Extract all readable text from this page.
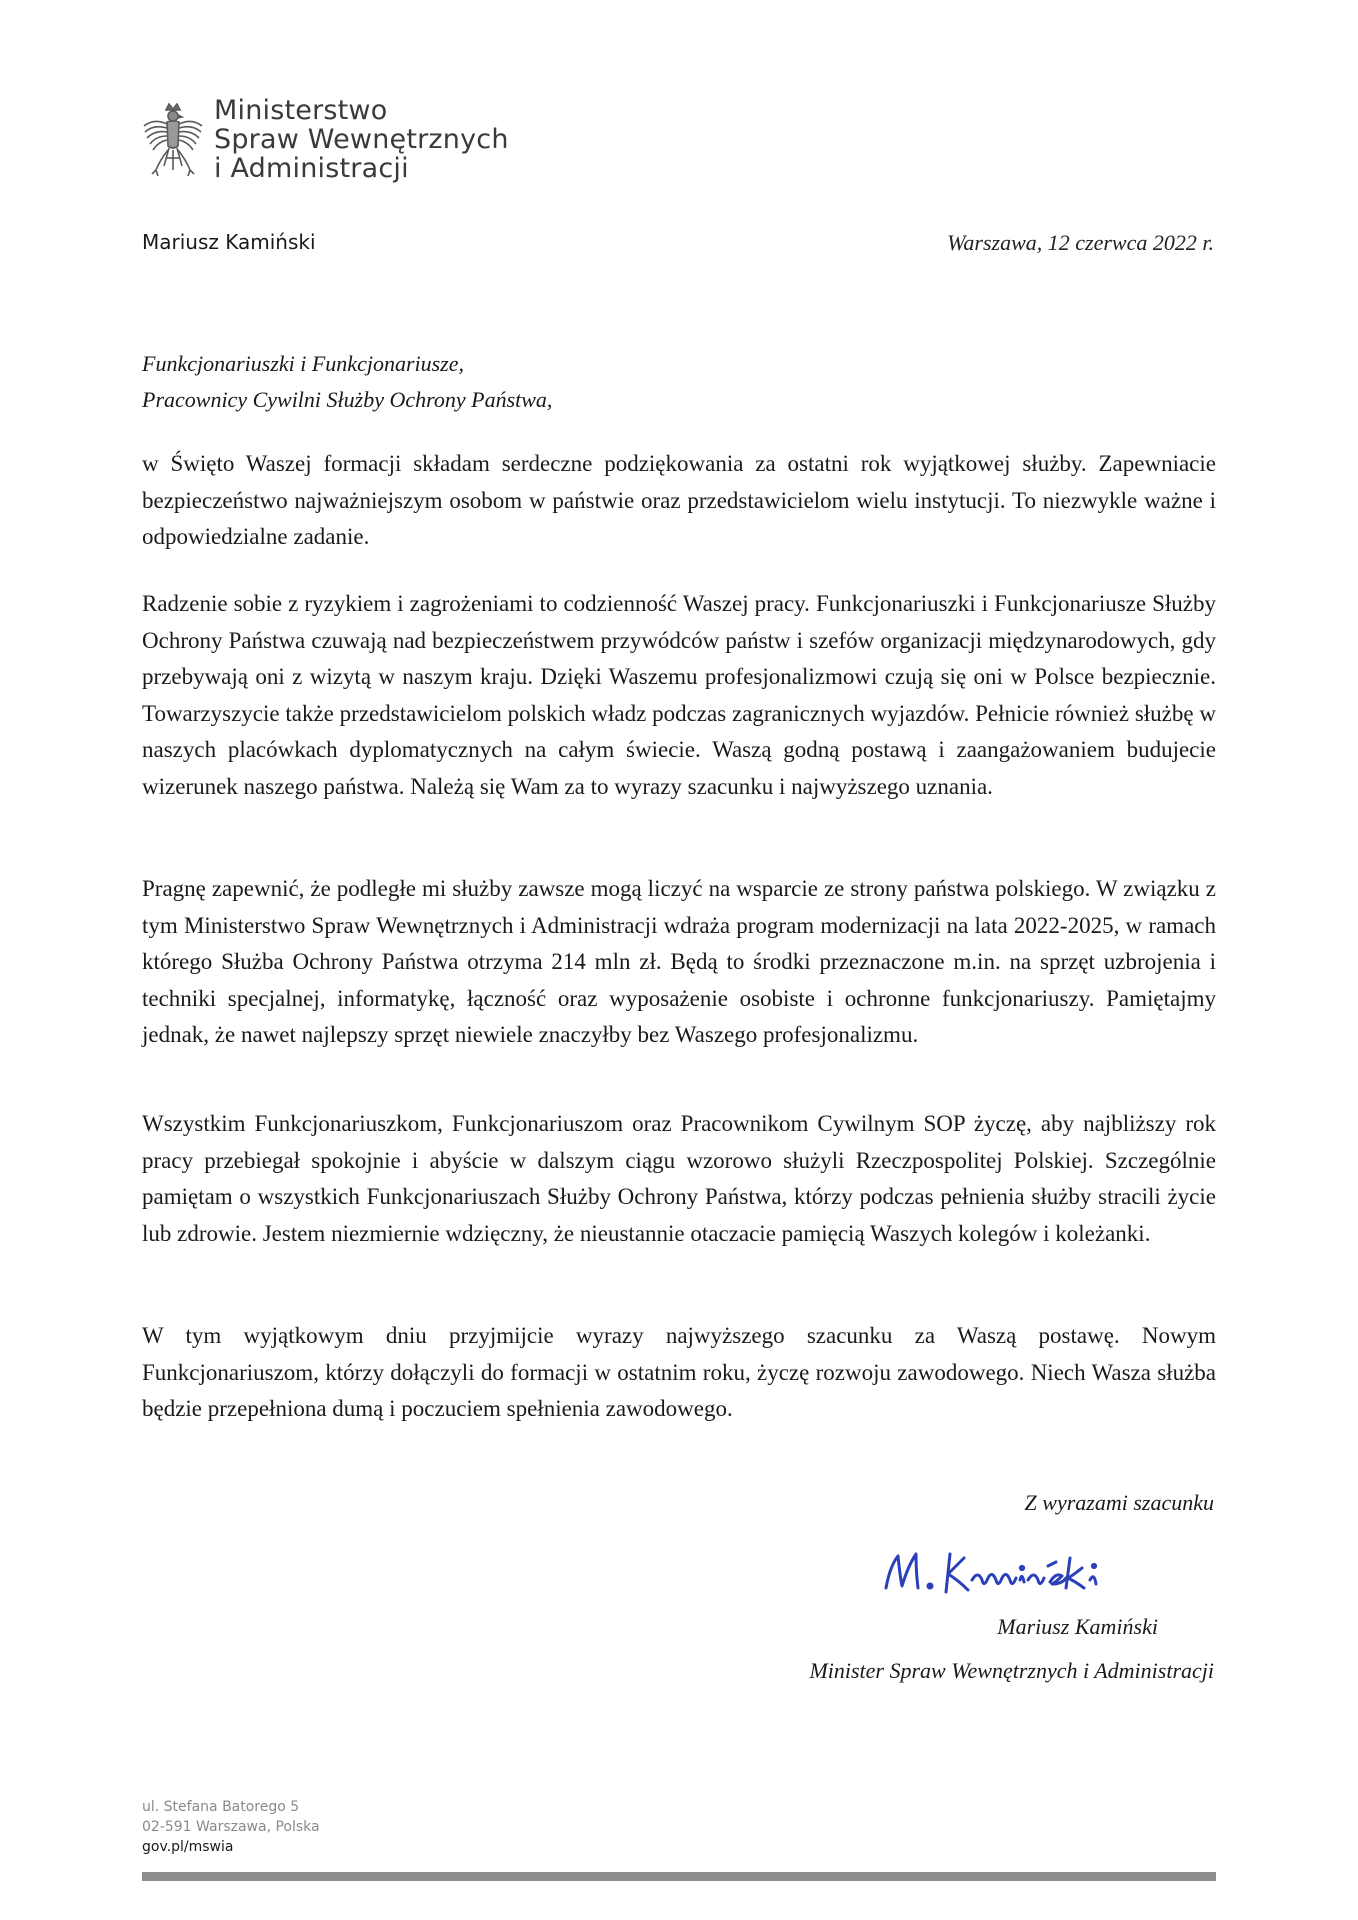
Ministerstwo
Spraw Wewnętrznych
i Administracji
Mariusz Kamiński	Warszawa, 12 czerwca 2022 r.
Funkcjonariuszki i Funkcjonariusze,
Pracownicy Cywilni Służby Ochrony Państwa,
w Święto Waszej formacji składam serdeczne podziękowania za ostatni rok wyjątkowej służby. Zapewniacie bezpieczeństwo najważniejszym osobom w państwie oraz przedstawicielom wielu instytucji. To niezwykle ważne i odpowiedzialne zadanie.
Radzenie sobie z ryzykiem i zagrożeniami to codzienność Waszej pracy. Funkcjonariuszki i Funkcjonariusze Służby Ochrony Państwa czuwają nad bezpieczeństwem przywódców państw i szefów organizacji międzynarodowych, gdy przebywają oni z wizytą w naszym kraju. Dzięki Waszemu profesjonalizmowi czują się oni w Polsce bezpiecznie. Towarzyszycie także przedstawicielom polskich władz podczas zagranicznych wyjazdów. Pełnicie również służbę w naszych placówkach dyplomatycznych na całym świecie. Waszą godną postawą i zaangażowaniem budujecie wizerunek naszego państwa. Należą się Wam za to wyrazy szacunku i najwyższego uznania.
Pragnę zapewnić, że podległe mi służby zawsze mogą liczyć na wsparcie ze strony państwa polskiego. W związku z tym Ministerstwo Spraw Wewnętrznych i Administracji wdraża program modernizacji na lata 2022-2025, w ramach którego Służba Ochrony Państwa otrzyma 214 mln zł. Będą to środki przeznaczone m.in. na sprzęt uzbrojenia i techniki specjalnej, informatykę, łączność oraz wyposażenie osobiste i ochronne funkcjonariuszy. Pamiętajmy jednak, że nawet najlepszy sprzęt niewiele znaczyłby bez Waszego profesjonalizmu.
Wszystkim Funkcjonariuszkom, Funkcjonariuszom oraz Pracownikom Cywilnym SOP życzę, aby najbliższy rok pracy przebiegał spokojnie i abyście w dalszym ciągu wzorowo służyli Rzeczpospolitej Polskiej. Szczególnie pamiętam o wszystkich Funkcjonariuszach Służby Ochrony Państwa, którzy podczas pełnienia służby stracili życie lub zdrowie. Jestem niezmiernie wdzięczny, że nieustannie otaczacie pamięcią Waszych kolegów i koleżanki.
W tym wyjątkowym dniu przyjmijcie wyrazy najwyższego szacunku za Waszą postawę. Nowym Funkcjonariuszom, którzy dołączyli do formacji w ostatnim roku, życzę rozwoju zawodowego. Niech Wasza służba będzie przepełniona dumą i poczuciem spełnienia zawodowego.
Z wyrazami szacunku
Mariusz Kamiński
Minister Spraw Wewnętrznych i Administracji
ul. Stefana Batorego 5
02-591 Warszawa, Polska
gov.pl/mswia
+++
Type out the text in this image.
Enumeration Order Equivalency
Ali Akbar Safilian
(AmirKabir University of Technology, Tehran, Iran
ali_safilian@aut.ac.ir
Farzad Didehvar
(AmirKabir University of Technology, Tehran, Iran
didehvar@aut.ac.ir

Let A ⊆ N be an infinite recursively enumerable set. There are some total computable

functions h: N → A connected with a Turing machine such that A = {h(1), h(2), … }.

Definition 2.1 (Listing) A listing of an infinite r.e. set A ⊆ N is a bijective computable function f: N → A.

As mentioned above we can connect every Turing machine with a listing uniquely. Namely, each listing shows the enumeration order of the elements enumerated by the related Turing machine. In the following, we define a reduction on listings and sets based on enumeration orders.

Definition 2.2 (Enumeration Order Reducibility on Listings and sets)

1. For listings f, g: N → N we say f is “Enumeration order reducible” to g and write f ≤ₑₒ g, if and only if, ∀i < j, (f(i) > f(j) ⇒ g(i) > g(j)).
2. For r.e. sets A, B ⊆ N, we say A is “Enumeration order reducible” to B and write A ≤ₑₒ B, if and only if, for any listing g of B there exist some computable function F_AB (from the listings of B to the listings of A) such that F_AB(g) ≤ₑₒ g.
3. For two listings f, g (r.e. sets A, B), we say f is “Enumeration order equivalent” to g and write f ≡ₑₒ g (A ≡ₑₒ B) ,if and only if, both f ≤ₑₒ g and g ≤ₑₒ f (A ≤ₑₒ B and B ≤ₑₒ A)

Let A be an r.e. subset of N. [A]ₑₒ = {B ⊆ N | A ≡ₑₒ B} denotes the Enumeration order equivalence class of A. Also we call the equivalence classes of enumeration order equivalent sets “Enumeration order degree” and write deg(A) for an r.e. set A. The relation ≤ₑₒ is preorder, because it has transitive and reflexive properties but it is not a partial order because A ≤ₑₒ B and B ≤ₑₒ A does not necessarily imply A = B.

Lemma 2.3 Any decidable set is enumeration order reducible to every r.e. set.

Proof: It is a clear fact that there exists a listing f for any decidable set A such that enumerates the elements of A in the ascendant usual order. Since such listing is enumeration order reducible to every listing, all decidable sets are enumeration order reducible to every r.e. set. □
+++
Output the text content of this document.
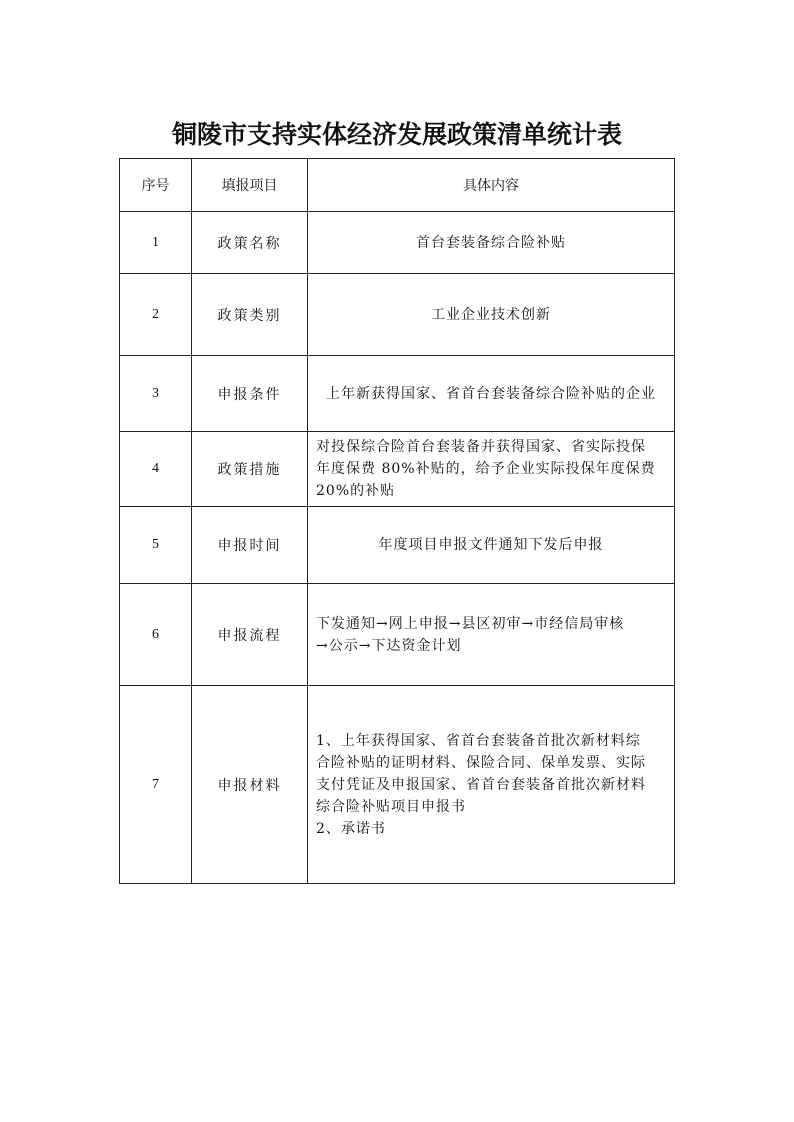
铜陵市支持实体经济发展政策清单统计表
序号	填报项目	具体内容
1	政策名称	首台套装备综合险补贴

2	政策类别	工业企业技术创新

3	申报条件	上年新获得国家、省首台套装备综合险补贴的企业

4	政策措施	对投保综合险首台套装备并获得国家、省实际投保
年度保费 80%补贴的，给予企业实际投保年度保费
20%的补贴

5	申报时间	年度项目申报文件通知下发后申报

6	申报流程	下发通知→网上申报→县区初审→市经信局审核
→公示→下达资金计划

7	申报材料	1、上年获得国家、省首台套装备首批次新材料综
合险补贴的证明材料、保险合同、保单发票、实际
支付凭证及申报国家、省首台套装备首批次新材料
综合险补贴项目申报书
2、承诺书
+++
EXERCISE TASK: Go through the preceding material and copy each line that has the word "machine".

TASK SOLUTION:
functions h: N → A connected with a Turing machine such that A = {h(1), h(2), … }.
As mentioned above we can connect every Turing machine with a listing uniquely. Namely, each listing shows the enumeration order of the elements enumerated by the related Turing machine. In the following, we define a reduction on listings and sets based on enumeration orders.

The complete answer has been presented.